Direction => Search the material for the string "市人社局" and copy each line where it occurs.

Data provided =>
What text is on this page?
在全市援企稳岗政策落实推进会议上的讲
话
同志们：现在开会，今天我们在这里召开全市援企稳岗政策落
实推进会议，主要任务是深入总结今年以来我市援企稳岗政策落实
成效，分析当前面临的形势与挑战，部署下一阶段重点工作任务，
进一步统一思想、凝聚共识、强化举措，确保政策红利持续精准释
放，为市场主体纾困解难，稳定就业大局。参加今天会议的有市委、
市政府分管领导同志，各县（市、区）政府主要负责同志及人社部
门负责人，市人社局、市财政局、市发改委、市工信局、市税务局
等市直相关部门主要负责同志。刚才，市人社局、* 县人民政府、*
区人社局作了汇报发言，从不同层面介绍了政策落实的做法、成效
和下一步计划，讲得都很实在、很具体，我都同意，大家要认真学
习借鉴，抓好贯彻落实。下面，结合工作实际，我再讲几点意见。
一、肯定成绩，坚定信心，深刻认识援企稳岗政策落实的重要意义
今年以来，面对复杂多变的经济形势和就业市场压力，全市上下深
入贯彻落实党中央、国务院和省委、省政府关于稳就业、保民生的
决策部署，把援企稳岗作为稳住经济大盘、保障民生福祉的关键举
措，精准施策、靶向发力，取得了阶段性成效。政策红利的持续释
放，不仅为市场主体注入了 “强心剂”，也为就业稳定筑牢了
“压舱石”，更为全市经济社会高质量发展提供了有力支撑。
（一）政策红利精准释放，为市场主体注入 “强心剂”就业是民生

Final result =>
门负责人，市人社局、市财政局、市发改委、市工信局、市税务局
等市直相关部门主要负责同志。刚才，市人社局、* 县人民政府、*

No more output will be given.